---------- Input data ----------

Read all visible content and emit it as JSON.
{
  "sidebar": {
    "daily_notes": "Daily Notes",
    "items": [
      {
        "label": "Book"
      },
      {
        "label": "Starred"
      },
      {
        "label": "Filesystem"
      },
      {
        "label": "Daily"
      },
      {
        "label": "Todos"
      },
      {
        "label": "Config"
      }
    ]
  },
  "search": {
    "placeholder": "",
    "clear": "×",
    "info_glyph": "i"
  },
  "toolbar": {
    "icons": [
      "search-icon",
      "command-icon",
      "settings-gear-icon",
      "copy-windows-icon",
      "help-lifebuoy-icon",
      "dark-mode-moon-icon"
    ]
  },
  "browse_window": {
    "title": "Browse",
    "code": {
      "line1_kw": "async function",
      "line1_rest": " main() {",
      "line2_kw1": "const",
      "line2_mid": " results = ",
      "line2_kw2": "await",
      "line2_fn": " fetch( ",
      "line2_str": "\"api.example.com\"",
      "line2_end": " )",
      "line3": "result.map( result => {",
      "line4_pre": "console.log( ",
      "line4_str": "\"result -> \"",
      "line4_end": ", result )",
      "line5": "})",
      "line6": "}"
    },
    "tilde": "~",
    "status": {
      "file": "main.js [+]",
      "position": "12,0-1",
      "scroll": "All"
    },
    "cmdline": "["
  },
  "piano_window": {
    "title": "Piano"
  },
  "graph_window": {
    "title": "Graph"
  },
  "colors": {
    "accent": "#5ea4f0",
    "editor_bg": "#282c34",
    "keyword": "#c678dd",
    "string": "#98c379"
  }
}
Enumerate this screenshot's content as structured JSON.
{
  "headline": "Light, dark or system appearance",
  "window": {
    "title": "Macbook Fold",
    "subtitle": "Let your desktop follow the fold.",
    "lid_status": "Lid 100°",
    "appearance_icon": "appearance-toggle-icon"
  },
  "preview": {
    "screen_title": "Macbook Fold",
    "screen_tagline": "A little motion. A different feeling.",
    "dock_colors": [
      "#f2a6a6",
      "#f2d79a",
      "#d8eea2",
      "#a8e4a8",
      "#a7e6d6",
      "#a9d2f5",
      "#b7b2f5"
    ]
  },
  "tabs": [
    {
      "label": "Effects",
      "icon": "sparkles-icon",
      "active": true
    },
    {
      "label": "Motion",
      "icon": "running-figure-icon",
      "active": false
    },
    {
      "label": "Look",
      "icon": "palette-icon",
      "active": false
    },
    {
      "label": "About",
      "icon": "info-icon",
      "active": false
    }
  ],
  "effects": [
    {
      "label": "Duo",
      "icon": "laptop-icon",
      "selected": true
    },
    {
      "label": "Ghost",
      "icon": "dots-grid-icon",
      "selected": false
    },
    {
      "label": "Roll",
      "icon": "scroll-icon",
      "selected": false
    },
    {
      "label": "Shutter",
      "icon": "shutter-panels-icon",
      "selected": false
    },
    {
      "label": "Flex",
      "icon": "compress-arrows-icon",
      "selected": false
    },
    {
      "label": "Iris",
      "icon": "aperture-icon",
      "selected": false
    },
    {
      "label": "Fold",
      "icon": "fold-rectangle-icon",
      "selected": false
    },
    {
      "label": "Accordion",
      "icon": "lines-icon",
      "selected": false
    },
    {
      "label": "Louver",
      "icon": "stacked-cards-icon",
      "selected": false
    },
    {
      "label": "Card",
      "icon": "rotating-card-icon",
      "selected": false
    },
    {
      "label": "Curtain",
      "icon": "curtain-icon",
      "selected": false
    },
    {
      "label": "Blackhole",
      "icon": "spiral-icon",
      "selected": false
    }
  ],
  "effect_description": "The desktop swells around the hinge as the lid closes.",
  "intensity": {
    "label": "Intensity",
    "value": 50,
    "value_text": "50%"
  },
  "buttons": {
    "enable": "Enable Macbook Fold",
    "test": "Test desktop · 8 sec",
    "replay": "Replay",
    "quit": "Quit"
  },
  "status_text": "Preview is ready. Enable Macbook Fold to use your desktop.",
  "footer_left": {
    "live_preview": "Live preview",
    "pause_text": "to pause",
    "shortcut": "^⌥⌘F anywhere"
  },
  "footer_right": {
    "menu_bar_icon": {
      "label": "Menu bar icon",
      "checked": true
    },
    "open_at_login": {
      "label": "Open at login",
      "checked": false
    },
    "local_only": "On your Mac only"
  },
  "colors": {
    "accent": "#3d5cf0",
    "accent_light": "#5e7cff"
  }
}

----------

- _Given instruction_:
Extract the full listing above without altering anything.

- _Completed task_:
Read all visible content and emit it as JSON.
{
  "sidebar": {
    "daily_notes": "Daily Notes",
    "items": [
      {
        "label": "Book"
      },
      {
        "label": "Starred"
      },
      {
        "label": "Filesystem"
      },
      {
        "label": "Daily"
      },
      {
        "label": "Todos"
      },
      {
        "label": "Config"
      }
    ]
  },
  "search": {
    "placeholder": "",
    "clear": "×",
    "info_glyph": "i"
  },
  "toolbar": {
    "icons": [
      "search-icon",
      "command-icon",
      "settings-gear-icon",
      "copy-windows-icon",
      "help-lifebuoy-icon",
      "dark-mode-moon-icon"
    ]
  },
  "browse_window": {
    "title": "Browse",
    "code": {
      "line1_kw": "async function",
      "line1_rest": " main() {",
      "line2_kw1": "const",
      "line2_mid": " results = ",
      "line2_kw2": "await",
      "line2_fn": " fetch( ",
      "line2_str": "\"api.example.com\"",
      "line2_end": " )",
      "line3": "result.map( result => {",
      "line4_pre": "console.log( ",
      "line4_str": "\"result -> \"",
      "line4_end": ", result )",
      "line5": "})",
      "line6": "}"
    },
    "tilde": "~",
    "status": {
      "file": "main.js [+]",
      "position": "12,0-1",
      "scroll": "All"
    },
    "cmdline": "["
  },
  "piano_window": {
    "title": "Piano"
  },
  "graph_window": {
    "title": "Graph"
  },
  "colors": {
    "accent": "#5ea4f0",
    "editor_bg": "#282c34",
    "keyword": "#c678dd",
    "string": "#98c379"
  }
}
Enumerate this screenshot's content as structured JSON.
{
  "headline": "Light, dark or system appearance",
  "window": {
    "title": "Macbook Fold",
    "subtitle": "Let your desktop follow the fold.",
    "lid_status": "Lid 100°",
    "appearance_icon": "appearance-toggle-icon"
  },
  "preview": {
    "screen_title": "Macbook Fold",
    "screen_tagline": "A little motion. A different feeling.",
    "dock_colors": [
      "#f2a6a6",
      "#f2d79a",
      "#d8eea2",
      "#a8e4a8",
      "#a7e6d6",
      "#a9d2f5",
      "#b7b2f5"
    ]
  },
  "tabs": [
    {
      "label": "Effects",
      "icon": "sparkles-icon",
      "active": true
    },
    {
      "label": "Motion",
      "icon": "running-figure-icon",
      "active": false
    },
    {
      "label": "Look",
      "icon": "palette-icon",
      "active": false
    },
    {
      "label": "About",
      "icon": "info-icon",
      "active": false
    }
  ],
  "effects": [
    {
      "label": "Duo",
      "icon": "laptop-icon",
      "selected": true
    },
    {
      "label": "Ghost",
      "icon": "dots-grid-icon",
      "selected": false
    },
    {
      "label": "Roll",
      "icon": "scroll-icon",
      "selected": false
    },
    {
      "label": "Shutter",
      "icon": "shutter-panels-icon",
      "selected": false
    },
    {
      "label": "Flex",
      "icon": "compress-arrows-icon",
      "selected": false
    },
    {
      "label": "Iris",
      "icon": "aperture-icon",
      "selected": false
    },
    {
      "label": "Fold",
      "icon": "fold-rectangle-icon",
      "selected": false
    },
    {
      "label": "Accordion",
      "icon": "lines-icon",
      "selected": false
    },
    {
      "label": "Louver",
      "icon": "stacked-cards-icon",
      "selected": false
    },
    {
      "label": "Card",
      "icon": "rotating-card-icon",
      "selected": false
    },
    {
      "label": "Curtain",
      "icon": "curtain-icon",
      "selected": false
    },
    {
      "label": "Blackhole",
      "icon": "spiral-icon",
      "selected": false
    }
  ],
  "effect_description": "The desktop swells around the hinge as the lid closes.",
  "intensity": {
    "label": "Intensity",
    "value": 50,
    "value_text": "50%"
  },
  "buttons": {
    "enable": "Enable Macbook Fold",
    "test": "Test desktop · 8 sec",
    "replay": "Replay",
    "quit": "Quit"
  },
  "status_text": "Preview is ready. Enable Macbook Fold to use your desktop.",
  "footer_left": {
    "live_preview": "Live preview",
    "pause_text": "to pause",
    "shortcut": "^⌥⌘F anywhere"
  },
  "footer_right": {
    "menu_bar_icon": {
      "label": "Menu bar icon",
      "checked": true
    },
    "open_at_login": {
      "label": "Open at login",
      "checked": false
    },
    "local_only": "On your Mac only"
  },
  "colors": {
    "accent": "#3d5cf0",
    "accent_light": "#5e7cff"
  }
}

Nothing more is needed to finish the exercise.